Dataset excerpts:
□ □ □ □ □

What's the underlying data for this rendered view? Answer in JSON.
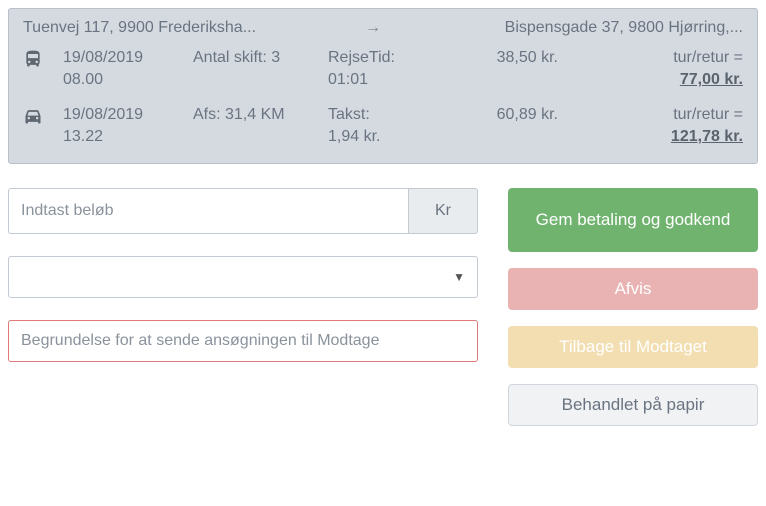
{
  "trip": {
    "from": "Tuenvej 117, 9900 Frederiksha...",
    "to": "Bispensgade 37, 9800 Hjørring,...",
    "rows": [
      {
        "date": "19/08/2019",
        "time": "08.00",
        "shift_label": "Antal skift: 3",
        "travel_label": "RejseTid:",
        "travel_value": "01:01",
        "cost": "38,50 kr.",
        "total_label": "tur/retur =",
        "total_value": "77,00 kr."
      },
      {
        "date": "19/08/2019",
        "time": "13.22",
        "shift_label": "Afs: 31,4 KM",
        "travel_label": "Takst:",
        "travel_value": "1,94 kr.",
        "cost": "60,89 kr.",
        "total_label": "tur/retur =",
        "total_value": "121,78 kr."
      }
    ]
  },
  "inputs": {
    "amount_placeholder": "Indtast beløb",
    "currency_suffix": "Kr",
    "reason_placeholder": "Begrundelse for at sende ansøgningen til Modtage"
  },
  "buttons": {
    "approve": "Gem betaling og godkend",
    "reject": "Afvis",
    "back_received": "Tilbage til Modtaget",
    "paper": "Behandlet på papir"
  }
}
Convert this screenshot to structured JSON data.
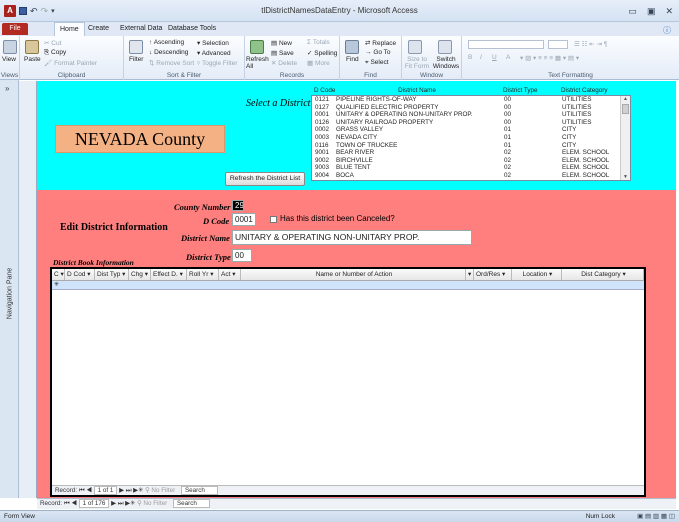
{
  "window": {
    "title": "tlDistrictNamesDataEntry - Microsoft Access",
    "app_icon": "A"
  },
  "quick_access": {
    "icons": [
      "save-icon",
      "undo-icon",
      "redo-icon",
      "customize-icon"
    ]
  },
  "ribbon_tabs": {
    "file": "File",
    "home": "Home",
    "create": "Create",
    "external": "External Data",
    "dbtools": "Database Tools"
  },
  "ribbon": {
    "views": {
      "view": "View",
      "label": "Views"
    },
    "clipboard": {
      "paste": "Paste",
      "cut": "Cut",
      "copy": "Copy",
      "format_painter": "Format Painter",
      "label": "Clipboard"
    },
    "sort_filter": {
      "filter": "Filter",
      "ascending": "Ascending",
      "descending": "Descending",
      "remove_sort": "Remove Sort",
      "selection": "Selection",
      "advanced": "Advanced",
      "toggle_filter": "Toggle Filter",
      "label": "Sort & Filter"
    },
    "records": {
      "refresh": "Refresh All",
      "new": "New",
      "save": "Save",
      "delete": "Delete",
      "totals": "Totals",
      "spelling": "Spelling",
      "more": "More",
      "label": "Records"
    },
    "find": {
      "find": "Find",
      "replace": "Replace",
      "goto": "Go To",
      "select": "Select",
      "label": "Find"
    },
    "window": {
      "size_to_fit": "Size to Fit Form",
      "switch_windows": "Switch Windows",
      "label": "Window"
    },
    "text_formatting": {
      "bold": "B",
      "italic": "I",
      "underline": "U",
      "font_color": "A",
      "label": "Text Formatting"
    }
  },
  "nav_pane": {
    "label": "Navigation Pane"
  },
  "header": {
    "county_title": "NEVADA County",
    "select_label": "Select a District",
    "refresh_button": "Refresh the District List",
    "listbox": {
      "columns": [
        "D Code",
        "District Name",
        "District Type",
        "District Category"
      ],
      "rows": [
        [
          "0121",
          "PIPELINE RIGHTS-OF-WAY",
          "00",
          "UTILITIES"
        ],
        [
          "0127",
          "QUALIFIED ELECTRIC PROPERTY",
          "00",
          "UTILITIES"
        ],
        [
          "0001",
          "UNITARY & OPERATING NON-UNITARY PROP.",
          "00",
          "UTILITIES"
        ],
        [
          "0126",
          "UNITARY RAILROAD PROPERTY",
          "00",
          "UTILITIES"
        ],
        [
          "0002",
          "GRASS VALLEY",
          "01",
          "CITY"
        ],
        [
          "0003",
          "NEVADA CITY",
          "01",
          "CITY"
        ],
        [
          "0116",
          "TOWN OF TRUCKEE",
          "01",
          "CITY"
        ],
        [
          "9001",
          "BEAR RIVER",
          "02",
          "ELEM. SCHOOL"
        ],
        [
          "9002",
          "BIRCHVILLE",
          "02",
          "ELEM. SCHOOL"
        ],
        [
          "9003",
          "BLUE TENT",
          "02",
          "ELEM. SCHOOL"
        ],
        [
          "9004",
          "BOCA",
          "02",
          "ELEM. SCHOOL"
        ]
      ]
    }
  },
  "detail": {
    "county_number_label": "County Number",
    "county_number_value": "29",
    "dcode_label": "D Code",
    "dcode_value": "0001",
    "canceled_label": "Has this district been Canceled?",
    "district_name_label": "District Name",
    "district_name_value": "UNITARY & OPERATING NON-UNITARY PROP.",
    "district_type_label": "District Type",
    "district_type_value": "00",
    "edit_title": "Edit District Information",
    "book_label": "District Book Information"
  },
  "subform": {
    "columns": [
      "C ▾",
      "D Cod ▾",
      "Dist Typ ▾",
      "Chg ▾",
      "Effect D. ▾",
      "Roll Yr ▾",
      "Act ▾",
      "Name or Number of Action",
      "▾",
      "Ord/Res ▾",
      "Location ▾",
      "Dist Category ▾"
    ],
    "new_row_marker": "✳",
    "nav": {
      "record": "Record:",
      "position": "1 of 1",
      "filter": "No Filter",
      "search": "Search"
    }
  },
  "main_nav": {
    "record": "Record:",
    "position": "1 of 176",
    "filter": "No Filter",
    "search": "Search"
  },
  "status": {
    "left": "Form View",
    "numlock": "Num Lock"
  }
}
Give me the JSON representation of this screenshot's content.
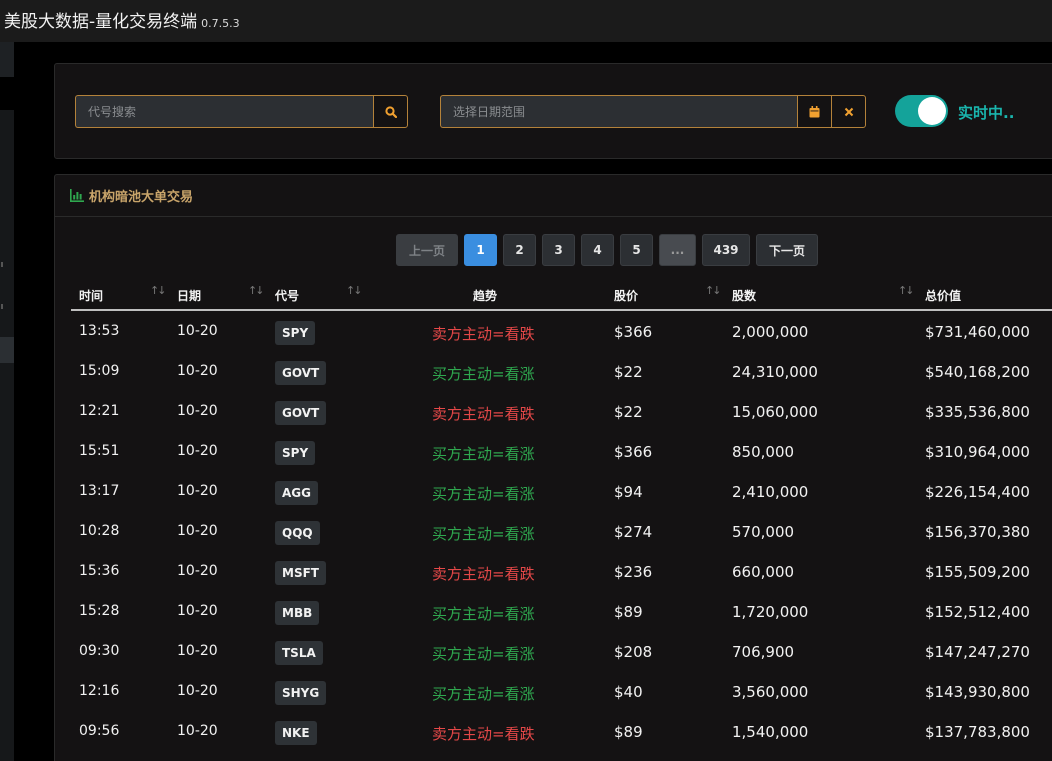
{
  "app": {
    "title": "美股大数据-量化交易终端",
    "version": "0.7.5.3"
  },
  "filters": {
    "code_search_placeholder": "代号搜索",
    "date_range_placeholder": "选择日期范围",
    "realtime_label": "实时中..",
    "realtime_on": true
  },
  "panel": {
    "title": "机构暗池大单交易"
  },
  "pagination": {
    "prev": "上一页",
    "pages": [
      "1",
      "2",
      "3",
      "4",
      "5"
    ],
    "ellipsis": "...",
    "last": "439",
    "next": "下一页",
    "current": "1"
  },
  "table": {
    "headers": {
      "time": "时间",
      "date": "日期",
      "code": "代号",
      "trend": "趋势",
      "price": "股价",
      "shares": "股数",
      "total": "总价值"
    },
    "rows": [
      {
        "time": "13:53",
        "date": "10-20",
        "code": "SPY",
        "trend": "卖方主动=看跌",
        "dir": "down",
        "price": "$366",
        "shares": "2,000,000",
        "total": "$731,460,000"
      },
      {
        "time": "15:09",
        "date": "10-20",
        "code": "GOVT",
        "trend": "买方主动=看涨",
        "dir": "up",
        "price": "$22",
        "shares": "24,310,000",
        "total": "$540,168,200"
      },
      {
        "time": "12:21",
        "date": "10-20",
        "code": "GOVT",
        "trend": "卖方主动=看跌",
        "dir": "down",
        "price": "$22",
        "shares": "15,060,000",
        "total": "$335,536,800"
      },
      {
        "time": "15:51",
        "date": "10-20",
        "code": "SPY",
        "trend": "买方主动=看涨",
        "dir": "up",
        "price": "$366",
        "shares": "850,000",
        "total": "$310,964,000"
      },
      {
        "time": "13:17",
        "date": "10-20",
        "code": "AGG",
        "trend": "买方主动=看涨",
        "dir": "up",
        "price": "$94",
        "shares": "2,410,000",
        "total": "$226,154,400"
      },
      {
        "time": "10:28",
        "date": "10-20",
        "code": "QQQ",
        "trend": "买方主动=看涨",
        "dir": "up",
        "price": "$274",
        "shares": "570,000",
        "total": "$156,370,380"
      },
      {
        "time": "15:36",
        "date": "10-20",
        "code": "MSFT",
        "trend": "卖方主动=看跌",
        "dir": "down",
        "price": "$236",
        "shares": "660,000",
        "total": "$155,509,200"
      },
      {
        "time": "15:28",
        "date": "10-20",
        "code": "MBB",
        "trend": "买方主动=看涨",
        "dir": "up",
        "price": "$89",
        "shares": "1,720,000",
        "total": "$152,512,400"
      },
      {
        "time": "09:30",
        "date": "10-20",
        "code": "TSLA",
        "trend": "买方主动=看涨",
        "dir": "up",
        "price": "$208",
        "shares": "706,900",
        "total": "$147,247,270"
      },
      {
        "time": "12:16",
        "date": "10-20",
        "code": "SHYG",
        "trend": "买方主动=看涨",
        "dir": "up",
        "price": "$40",
        "shares": "3,560,000",
        "total": "$143,930,800"
      },
      {
        "time": "09:56",
        "date": "10-20",
        "code": "NKE",
        "trend": "卖方主动=看跌",
        "dir": "down",
        "price": "$89",
        "shares": "1,540,000",
        "total": "$137,783,800"
      }
    ]
  },
  "colors": {
    "accent": "#f0a030",
    "up": "#2fa84f",
    "down": "#e54848",
    "toggle": "#14a39a",
    "page_active": "#3a8ee0"
  },
  "icons": {
    "search": "search-icon",
    "calendar": "calendar-icon",
    "clear": "close-icon",
    "panel": "bar-chart-icon",
    "sort": "sort-icon"
  }
}
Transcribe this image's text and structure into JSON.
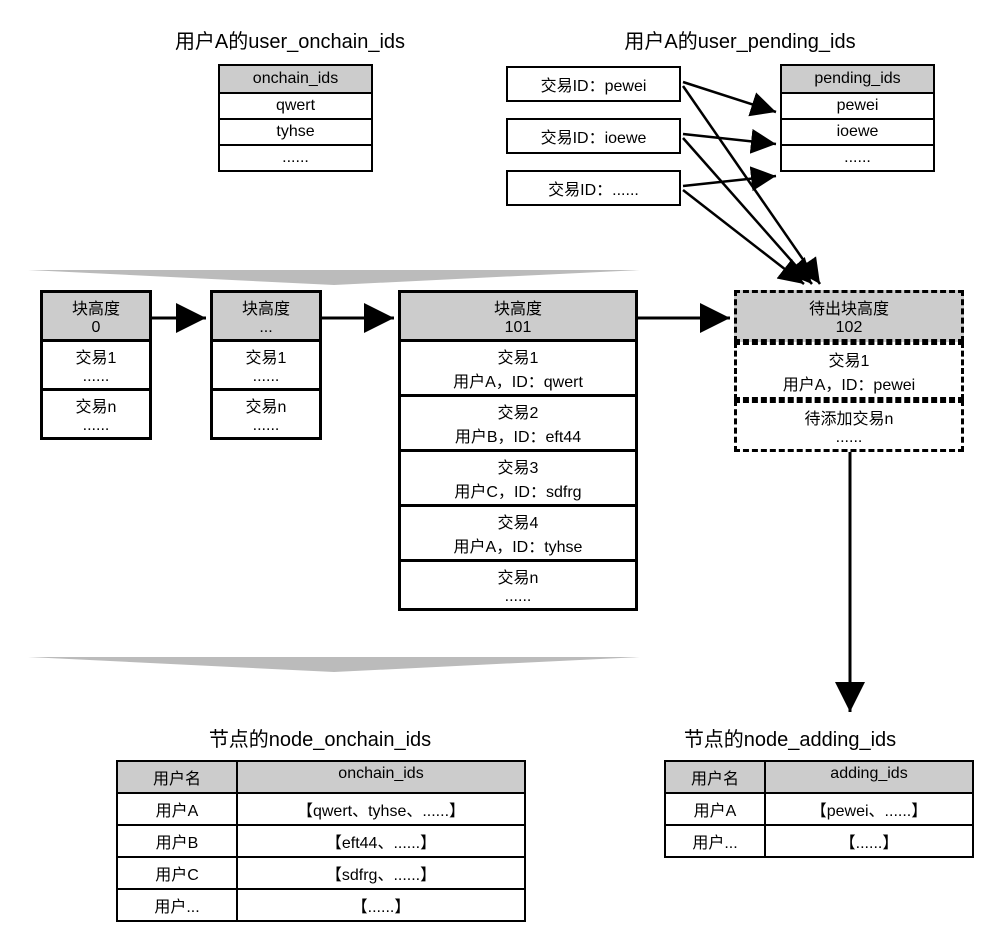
{
  "titles": {
    "user_onchain": "用户A的user_onchain_ids",
    "user_pending": "用户A的user_pending_ids",
    "node_onchain": "节点的node_onchain_ids",
    "node_adding": "节点的node_adding_ids"
  },
  "onchain_ids_box": {
    "header": "onchain_ids",
    "rows": [
      "qwert",
      "tyhse",
      "......"
    ]
  },
  "tx_id_boxes": [
    "交易ID：pewei",
    "交易ID：ioewe",
    "交易ID：......"
  ],
  "pending_ids_box": {
    "header": "pending_ids",
    "rows": [
      "pewei",
      "ioewe",
      "......"
    ]
  },
  "blocks": {
    "b0": {
      "head_l1": "块高度",
      "head_l2": "0",
      "cells": [
        "交易1",
        "......",
        "交易n",
        "......"
      ]
    },
    "bdots": {
      "head_l1": "块高度",
      "head_l2": "...",
      "cells": [
        "交易1",
        "......",
        "交易n",
        "......"
      ]
    },
    "b101": {
      "head_l1": "块高度",
      "head_l2": "101",
      "cells": [
        "交易1",
        "用户A，ID：qwert",
        "交易2",
        "用户B，ID：eft44",
        "交易3",
        "用户C，ID：sdfrg",
        "交易4",
        "用户A，ID：tyhse",
        "交易n",
        "......"
      ]
    },
    "b102": {
      "head_l1": "待出块高度",
      "head_l2": "102",
      "cells": [
        "交易1",
        "用户A，ID：pewei",
        "待添加交易n",
        "......"
      ]
    }
  },
  "node_onchain_table": {
    "head_user": "用户名",
    "head_ids": "onchain_ids",
    "rows": [
      {
        "u": "用户A",
        "v": "【qwert、tyhse、......】"
      },
      {
        "u": "用户B",
        "v": "【eft44、......】"
      },
      {
        "u": "用户C",
        "v": "【sdfrg、......】"
      },
      {
        "u": "用户...",
        "v": "【......】"
      }
    ]
  },
  "node_adding_table": {
    "head_user": "用户名",
    "head_ids": "adding_ids",
    "rows": [
      {
        "u": "用户A",
        "v": "【pewei、......】"
      },
      {
        "u": "用户...",
        "v": "【......】"
      }
    ]
  }
}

□ □ □ □ □

What the task requires - Pictures do not go in the copy. Write out exactly the lines from the line containing "Transcribe this image's" through the last line of the listing.

Result of this exercise -
Transcribe this image's text and structure into JSON.
{
  "titles": {
    "user_onchain": "用户A的user_onchain_ids",
    "user_pending": "用户A的user_pending_ids",
    "node_onchain": "节点的node_onchain_ids",
    "node_adding": "节点的node_adding_ids"
  },
  "onchain_ids_box": {
    "header": "onchain_ids",
    "rows": [
      "qwert",
      "tyhse",
      "......"
    ]
  },
  "tx_id_boxes": [
    "交易ID：pewei",
    "交易ID：ioewe",
    "交易ID：......"
  ],
  "pending_ids_box": {
    "header": "pending_ids",
    "rows": [
      "pewei",
      "ioewe",
      "......"
    ]
  },
  "blocks": {
    "b0": {
      "head_l1": "块高度",
      "head_l2": "0",
      "cells": [
        "交易1",
        "......",
        "交易n",
        "......"
      ]
    },
    "bdots": {
      "head_l1": "块高度",
      "head_l2": "...",
      "cells": [
        "交易1",
        "......",
        "交易n",
        "......"
      ]
    },
    "b101": {
      "head_l1": "块高度",
      "head_l2": "101",
      "cells": [
        "交易1",
        "用户A，ID：qwert",
        "交易2",
        "用户B，ID：eft44",
        "交易3",
        "用户C，ID：sdfrg",
        "交易4",
        "用户A，ID：tyhse",
        "交易n",
        "......"
      ]
    },
    "b102": {
      "head_l1": "待出块高度",
      "head_l2": "102",
      "cells": [
        "交易1",
        "用户A，ID：pewei",
        "待添加交易n",
        "......"
      ]
    }
  },
  "node_onchain_table": {
    "head_user": "用户名",
    "head_ids": "onchain_ids",
    "rows": [
      {
        "u": "用户A",
        "v": "【qwert、tyhse、......】"
      },
      {
        "u": "用户B",
        "v": "【eft44、......】"
      },
      {
        "u": "用户C",
        "v": "【sdfrg、......】"
      },
      {
        "u": "用户...",
        "v": "【......】"
      }
    ]
  },
  "node_adding_table": {
    "head_user": "用户名",
    "head_ids": "adding_ids",
    "rows": [
      {
        "u": "用户A",
        "v": "【pewei、......】"
      },
      {
        "u": "用户...",
        "v": "【......】"
      }
    ]
  }
}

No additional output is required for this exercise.